● **The problem**
Pictures don't belong in the copy; print all the records exactly.

─── Stored rows ───

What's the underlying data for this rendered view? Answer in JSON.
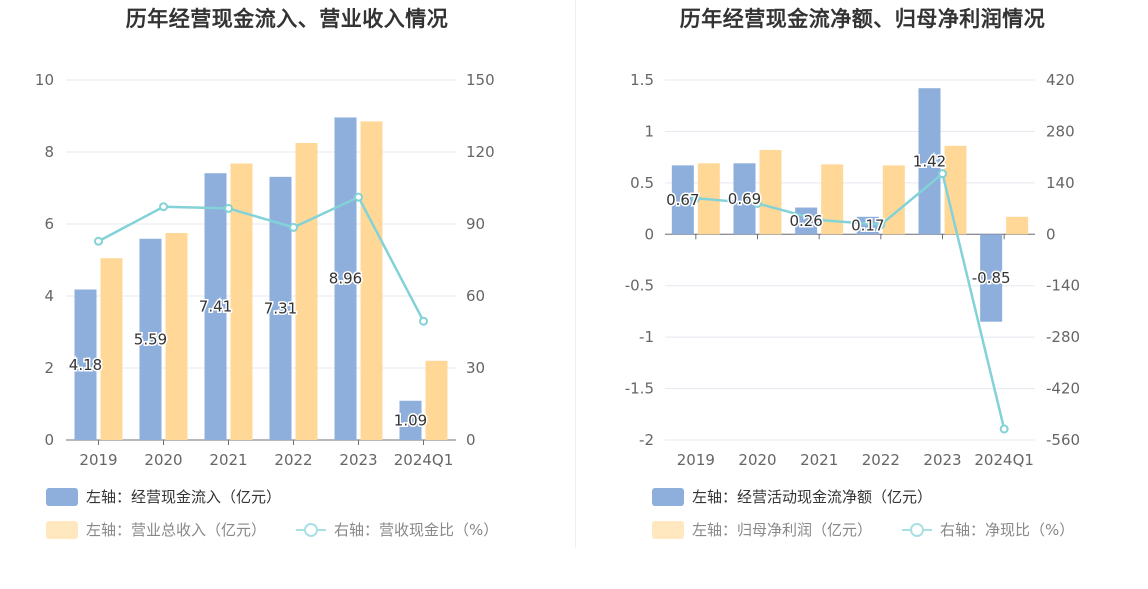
{
  "chart_data": [
    {
      "type": "bar",
      "title": "历年经营现金流入、营业收入情况",
      "categories": [
        "2019",
        "2020",
        "2021",
        "2022",
        "2023",
        "2024Q1"
      ],
      "y_left": {
        "min": 0,
        "max": 10,
        "ticks": [
          "0",
          "2",
          "4",
          "6",
          "8",
          "10"
        ]
      },
      "y_right": {
        "min": 0,
        "max": 150,
        "ticks": [
          "0",
          "30",
          "60",
          "90",
          "120",
          "150"
        ]
      },
      "series": [
        {
          "name": "左轴：经营现金流入（亿元）",
          "kind": "bar",
          "axis": "left",
          "color": "#8eaedc",
          "values": [
            4.18,
            5.59,
            7.41,
            7.31,
            8.96,
            1.09
          ],
          "labels": [
            "4.18",
            "5.59",
            "7.41",
            "7.31",
            "8.96",
            "1.09"
          ]
        },
        {
          "name": "左轴：营业总收入（亿元）",
          "kind": "bar",
          "axis": "left",
          "color": "#ffd898",
          "values": [
            5.05,
            5.75,
            7.68,
            8.25,
            8.85,
            2.2
          ]
        },
        {
          "name": "右轴：营收现金比（%）",
          "kind": "line",
          "axis": "right",
          "color": "#82d2d8",
          "values": [
            82.8,
            97.2,
            96.5,
            88.6,
            101.2,
            49.5
          ]
        }
      ],
      "legend_placement": "bottom"
    },
    {
      "type": "bar",
      "title": "历年经营现金流净额、归母净利润情况",
      "categories": [
        "2019",
        "2020",
        "2021",
        "2022",
        "2023",
        "2024Q1"
      ],
      "y_left": {
        "min": -2,
        "max": 1.5,
        "ticks": [
          "-2",
          "-1.5",
          "-1",
          "-0.5",
          "0",
          "0.5",
          "1",
          "1.5"
        ]
      },
      "y_right": {
        "min": -560,
        "max": 420,
        "ticks": [
          "-560",
          "-420",
          "-280",
          "-140",
          "0",
          "140",
          "280",
          "420"
        ]
      },
      "series": [
        {
          "name": "左轴：经营活动现金流净额（亿元）",
          "kind": "bar",
          "axis": "left",
          "color": "#8eaedc",
          "values": [
            0.67,
            0.69,
            0.26,
            0.17,
            1.42,
            -0.85
          ],
          "labels": [
            "0.67",
            "0.69",
            "0.26",
            "0.17",
            "1.42",
            "-0.85"
          ]
        },
        {
          "name": "左轴：归母净利润（亿元）",
          "kind": "bar",
          "axis": "left",
          "color": "#ffd898",
          "values": [
            0.69,
            0.82,
            0.68,
            0.67,
            0.86,
            0.17
          ]
        },
        {
          "name": "右轴：净现比（%）",
          "kind": "line",
          "axis": "right",
          "color": "#82d2d8",
          "values": [
            98,
            84,
            39,
            26,
            165,
            -530
          ]
        }
      ],
      "legend_placement": "bottom"
    }
  ]
}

───

● **The solution**
What's the underlying data for this rendered view? Answer in JSON.
{
  "chart_data": [
    {
      "type": "bar",
      "title": "历年经营现金流入、营业收入情况",
      "categories": [
        "2019",
        "2020",
        "2021",
        "2022",
        "2023",
        "2024Q1"
      ],
      "y_left": {
        "min": 0,
        "max": 10,
        "ticks": [
          "0",
          "2",
          "4",
          "6",
          "8",
          "10"
        ]
      },
      "y_right": {
        "min": 0,
        "max": 150,
        "ticks": [
          "0",
          "30",
          "60",
          "90",
          "120",
          "150"
        ]
      },
      "series": [
        {
          "name": "左轴：经营现金流入（亿元）",
          "kind": "bar",
          "axis": "left",
          "color": "#8eaedc",
          "values": [
            4.18,
            5.59,
            7.41,
            7.31,
            8.96,
            1.09
          ],
          "labels": [
            "4.18",
            "5.59",
            "7.41",
            "7.31",
            "8.96",
            "1.09"
          ]
        },
        {
          "name": "左轴：营业总收入（亿元）",
          "kind": "bar",
          "axis": "left",
          "color": "#ffd898",
          "values": [
            5.05,
            5.75,
            7.68,
            8.25,
            8.85,
            2.2
          ]
        },
        {
          "name": "右轴：营收现金比（%）",
          "kind": "line",
          "axis": "right",
          "color": "#82d2d8",
          "values": [
            82.8,
            97.2,
            96.5,
            88.6,
            101.2,
            49.5
          ]
        }
      ],
      "legend_placement": "bottom"
    },
    {
      "type": "bar",
      "title": "历年经营现金流净额、归母净利润情况",
      "categories": [
        "2019",
        "2020",
        "2021",
        "2022",
        "2023",
        "2024Q1"
      ],
      "y_left": {
        "min": -2,
        "max": 1.5,
        "ticks": [
          "-2",
          "-1.5",
          "-1",
          "-0.5",
          "0",
          "0.5",
          "1",
          "1.5"
        ]
      },
      "y_right": {
        "min": -560,
        "max": 420,
        "ticks": [
          "-560",
          "-420",
          "-280",
          "-140",
          "0",
          "140",
          "280",
          "420"
        ]
      },
      "series": [
        {
          "name": "左轴：经营活动现金流净额（亿元）",
          "kind": "bar",
          "axis": "left",
          "color": "#8eaedc",
          "values": [
            0.67,
            0.69,
            0.26,
            0.17,
            1.42,
            -0.85
          ],
          "labels": [
            "0.67",
            "0.69",
            "0.26",
            "0.17",
            "1.42",
            "-0.85"
          ]
        },
        {
          "name": "左轴：归母净利润（亿元）",
          "kind": "bar",
          "axis": "left",
          "color": "#ffd898",
          "values": [
            0.69,
            0.82,
            0.68,
            0.67,
            0.86,
            0.17
          ]
        },
        {
          "name": "右轴：净现比（%）",
          "kind": "line",
          "axis": "right",
          "color": "#82d2d8",
          "values": [
            98,
            84,
            39,
            26,
            165,
            -530
          ]
        }
      ],
      "legend_placement": "bottom"
    }
  ]
}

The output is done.